• **Job**: Return each line of the records with nothing changed, pictures excepted.

• **Excerpted data**:
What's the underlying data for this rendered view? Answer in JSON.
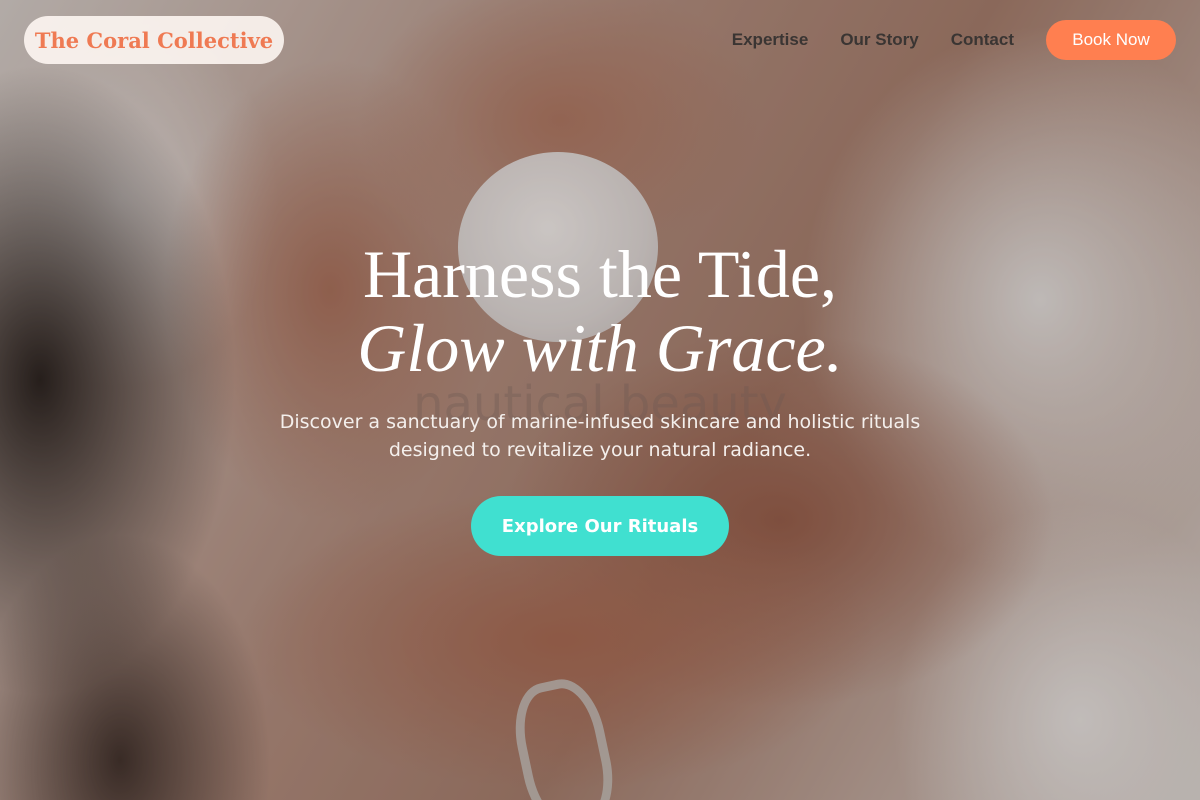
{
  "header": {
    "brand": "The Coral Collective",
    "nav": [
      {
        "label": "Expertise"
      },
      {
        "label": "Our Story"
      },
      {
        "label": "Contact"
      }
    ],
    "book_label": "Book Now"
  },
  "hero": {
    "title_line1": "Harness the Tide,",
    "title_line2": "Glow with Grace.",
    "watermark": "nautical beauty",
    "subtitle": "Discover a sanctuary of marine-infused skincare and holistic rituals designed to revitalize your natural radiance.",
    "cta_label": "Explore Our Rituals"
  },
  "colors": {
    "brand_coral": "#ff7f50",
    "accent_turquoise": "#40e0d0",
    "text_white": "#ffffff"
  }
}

• **Answer for the task**:
What's the underlying data for this rendered view? Answer in JSON.
{
  "header": {
    "brand": "The Coral Collective",
    "nav": [
      {
        "label": "Expertise"
      },
      {
        "label": "Our Story"
      },
      {
        "label": "Contact"
      }
    ],
    "book_label": "Book Now"
  },
  "hero": {
    "title_line1": "Harness the Tide,",
    "title_line2": "Glow with Grace.",
    "watermark": "nautical beauty",
    "subtitle": "Discover a sanctuary of marine-infused skincare and holistic rituals designed to revitalize your natural radiance.",
    "cta_label": "Explore Our Rituals"
  },
  "colors": {
    "brand_coral": "#ff7f50",
    "accent_turquoise": "#40e0d0",
    "text_white": "#ffffff"
  }
}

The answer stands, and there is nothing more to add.